Data records:
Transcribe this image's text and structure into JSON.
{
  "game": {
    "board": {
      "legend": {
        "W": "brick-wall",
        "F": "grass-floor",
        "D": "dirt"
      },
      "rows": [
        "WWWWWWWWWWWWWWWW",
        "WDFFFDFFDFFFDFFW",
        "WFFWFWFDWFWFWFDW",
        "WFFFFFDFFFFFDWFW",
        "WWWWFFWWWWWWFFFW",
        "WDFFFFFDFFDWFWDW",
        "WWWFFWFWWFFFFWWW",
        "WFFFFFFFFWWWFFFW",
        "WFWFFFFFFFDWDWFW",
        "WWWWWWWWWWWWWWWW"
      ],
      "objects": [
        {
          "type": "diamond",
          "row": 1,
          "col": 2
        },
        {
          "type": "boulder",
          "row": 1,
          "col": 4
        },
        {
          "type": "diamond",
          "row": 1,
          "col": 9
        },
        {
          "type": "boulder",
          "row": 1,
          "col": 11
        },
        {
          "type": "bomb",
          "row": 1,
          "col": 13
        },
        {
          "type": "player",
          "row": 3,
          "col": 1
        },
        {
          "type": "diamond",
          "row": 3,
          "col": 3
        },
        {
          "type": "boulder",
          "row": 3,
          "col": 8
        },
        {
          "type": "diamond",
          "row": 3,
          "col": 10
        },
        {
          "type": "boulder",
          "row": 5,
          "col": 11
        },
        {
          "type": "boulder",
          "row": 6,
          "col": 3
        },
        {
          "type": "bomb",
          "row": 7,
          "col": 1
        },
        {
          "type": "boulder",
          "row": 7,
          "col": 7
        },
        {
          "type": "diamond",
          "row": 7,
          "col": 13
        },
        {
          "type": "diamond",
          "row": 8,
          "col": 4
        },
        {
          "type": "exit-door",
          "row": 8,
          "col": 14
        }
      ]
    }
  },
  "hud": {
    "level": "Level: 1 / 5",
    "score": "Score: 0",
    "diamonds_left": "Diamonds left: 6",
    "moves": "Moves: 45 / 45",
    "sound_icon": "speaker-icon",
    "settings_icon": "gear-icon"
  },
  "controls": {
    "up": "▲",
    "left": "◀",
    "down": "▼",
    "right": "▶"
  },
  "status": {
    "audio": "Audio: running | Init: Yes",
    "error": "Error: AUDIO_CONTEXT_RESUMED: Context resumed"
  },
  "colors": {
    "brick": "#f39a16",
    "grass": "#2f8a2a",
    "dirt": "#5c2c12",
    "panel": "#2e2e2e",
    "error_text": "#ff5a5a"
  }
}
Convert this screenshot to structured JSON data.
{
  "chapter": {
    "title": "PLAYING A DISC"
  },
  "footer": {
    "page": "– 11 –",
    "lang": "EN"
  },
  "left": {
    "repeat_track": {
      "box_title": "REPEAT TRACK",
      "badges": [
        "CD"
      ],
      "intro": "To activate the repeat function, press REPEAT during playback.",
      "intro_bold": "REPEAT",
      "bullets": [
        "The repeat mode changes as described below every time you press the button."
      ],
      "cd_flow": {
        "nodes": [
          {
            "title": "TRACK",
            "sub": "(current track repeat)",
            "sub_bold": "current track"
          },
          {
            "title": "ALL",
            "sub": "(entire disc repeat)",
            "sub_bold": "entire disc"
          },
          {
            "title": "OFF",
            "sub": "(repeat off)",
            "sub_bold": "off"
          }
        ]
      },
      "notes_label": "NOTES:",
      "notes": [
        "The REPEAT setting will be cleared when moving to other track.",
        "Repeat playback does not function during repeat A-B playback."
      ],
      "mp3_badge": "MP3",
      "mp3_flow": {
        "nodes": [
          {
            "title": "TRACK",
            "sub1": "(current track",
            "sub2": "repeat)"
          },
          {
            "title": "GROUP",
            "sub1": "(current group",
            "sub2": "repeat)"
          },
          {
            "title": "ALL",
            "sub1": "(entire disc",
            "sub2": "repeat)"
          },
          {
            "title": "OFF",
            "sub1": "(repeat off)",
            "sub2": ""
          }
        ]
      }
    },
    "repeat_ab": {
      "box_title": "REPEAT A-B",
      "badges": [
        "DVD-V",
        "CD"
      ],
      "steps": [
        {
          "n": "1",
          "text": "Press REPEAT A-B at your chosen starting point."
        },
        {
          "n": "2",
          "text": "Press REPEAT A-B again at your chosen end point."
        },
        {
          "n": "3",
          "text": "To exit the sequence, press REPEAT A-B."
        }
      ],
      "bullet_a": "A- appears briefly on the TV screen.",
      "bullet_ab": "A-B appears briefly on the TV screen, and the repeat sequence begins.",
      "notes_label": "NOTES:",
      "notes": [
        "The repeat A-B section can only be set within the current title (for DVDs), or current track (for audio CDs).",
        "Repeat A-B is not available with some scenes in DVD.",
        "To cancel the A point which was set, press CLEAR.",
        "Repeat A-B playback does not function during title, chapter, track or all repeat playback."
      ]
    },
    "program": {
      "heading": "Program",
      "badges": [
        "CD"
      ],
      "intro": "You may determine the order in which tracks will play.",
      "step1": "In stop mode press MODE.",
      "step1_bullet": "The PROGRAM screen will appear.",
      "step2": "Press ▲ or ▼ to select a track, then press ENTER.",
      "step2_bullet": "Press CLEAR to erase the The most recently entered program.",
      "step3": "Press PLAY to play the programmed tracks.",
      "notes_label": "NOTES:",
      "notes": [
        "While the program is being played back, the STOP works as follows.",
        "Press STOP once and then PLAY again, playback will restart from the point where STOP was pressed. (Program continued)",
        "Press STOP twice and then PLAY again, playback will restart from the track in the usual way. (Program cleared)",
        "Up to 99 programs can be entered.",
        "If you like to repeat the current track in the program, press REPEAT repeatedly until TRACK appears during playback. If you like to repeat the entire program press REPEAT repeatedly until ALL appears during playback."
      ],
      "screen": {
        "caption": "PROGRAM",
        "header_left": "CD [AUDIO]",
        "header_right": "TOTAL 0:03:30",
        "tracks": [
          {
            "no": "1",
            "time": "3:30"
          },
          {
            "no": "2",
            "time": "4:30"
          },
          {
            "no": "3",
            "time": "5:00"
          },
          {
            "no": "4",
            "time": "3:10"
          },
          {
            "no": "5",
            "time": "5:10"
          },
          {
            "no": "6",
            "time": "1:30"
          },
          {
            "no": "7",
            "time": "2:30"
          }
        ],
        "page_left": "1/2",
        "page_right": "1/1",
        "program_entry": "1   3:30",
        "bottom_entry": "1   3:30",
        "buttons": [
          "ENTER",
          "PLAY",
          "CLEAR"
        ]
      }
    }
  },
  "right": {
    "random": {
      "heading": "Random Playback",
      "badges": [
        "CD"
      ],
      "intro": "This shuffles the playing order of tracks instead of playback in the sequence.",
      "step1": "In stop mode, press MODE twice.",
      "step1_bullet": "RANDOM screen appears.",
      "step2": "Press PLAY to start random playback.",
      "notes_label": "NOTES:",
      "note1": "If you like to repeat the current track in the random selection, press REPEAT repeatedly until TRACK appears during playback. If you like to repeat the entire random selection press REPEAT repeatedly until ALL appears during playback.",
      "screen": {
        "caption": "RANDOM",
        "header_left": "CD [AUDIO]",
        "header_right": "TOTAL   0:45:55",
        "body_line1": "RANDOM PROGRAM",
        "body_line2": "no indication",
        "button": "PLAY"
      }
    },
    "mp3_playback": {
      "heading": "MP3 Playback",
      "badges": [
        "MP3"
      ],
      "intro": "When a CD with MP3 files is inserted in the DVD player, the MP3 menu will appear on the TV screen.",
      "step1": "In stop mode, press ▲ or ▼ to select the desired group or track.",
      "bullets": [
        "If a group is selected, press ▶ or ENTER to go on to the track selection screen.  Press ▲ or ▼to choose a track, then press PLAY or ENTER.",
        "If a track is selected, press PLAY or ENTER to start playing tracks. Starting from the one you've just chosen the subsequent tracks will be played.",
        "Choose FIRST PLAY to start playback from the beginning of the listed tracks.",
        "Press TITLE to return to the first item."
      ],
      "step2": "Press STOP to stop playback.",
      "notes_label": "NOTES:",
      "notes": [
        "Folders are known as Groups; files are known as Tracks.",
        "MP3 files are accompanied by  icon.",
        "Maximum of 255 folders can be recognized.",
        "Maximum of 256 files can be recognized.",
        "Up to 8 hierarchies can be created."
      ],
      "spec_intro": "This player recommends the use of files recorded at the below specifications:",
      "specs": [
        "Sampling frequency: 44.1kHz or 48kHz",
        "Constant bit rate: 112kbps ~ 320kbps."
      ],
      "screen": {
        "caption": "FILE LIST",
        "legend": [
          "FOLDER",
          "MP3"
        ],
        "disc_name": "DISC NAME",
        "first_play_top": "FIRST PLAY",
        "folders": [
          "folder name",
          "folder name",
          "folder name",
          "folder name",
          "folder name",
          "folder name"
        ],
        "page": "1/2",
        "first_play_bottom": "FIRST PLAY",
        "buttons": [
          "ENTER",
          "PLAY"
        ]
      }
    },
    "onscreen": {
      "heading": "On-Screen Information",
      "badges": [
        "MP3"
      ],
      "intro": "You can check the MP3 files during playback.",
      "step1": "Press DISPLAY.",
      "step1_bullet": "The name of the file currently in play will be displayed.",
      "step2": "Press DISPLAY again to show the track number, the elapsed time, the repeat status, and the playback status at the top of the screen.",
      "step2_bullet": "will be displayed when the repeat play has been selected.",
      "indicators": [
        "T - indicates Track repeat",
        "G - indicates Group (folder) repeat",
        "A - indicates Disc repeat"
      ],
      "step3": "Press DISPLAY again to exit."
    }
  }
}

> _Stated problem_
Extract all lines that hold the word "entered".

> _Answer below_
      "step2_bullet": "Press CLEAR to erase the The most recently entered program.",
        "Up to 99 programs can be entered.",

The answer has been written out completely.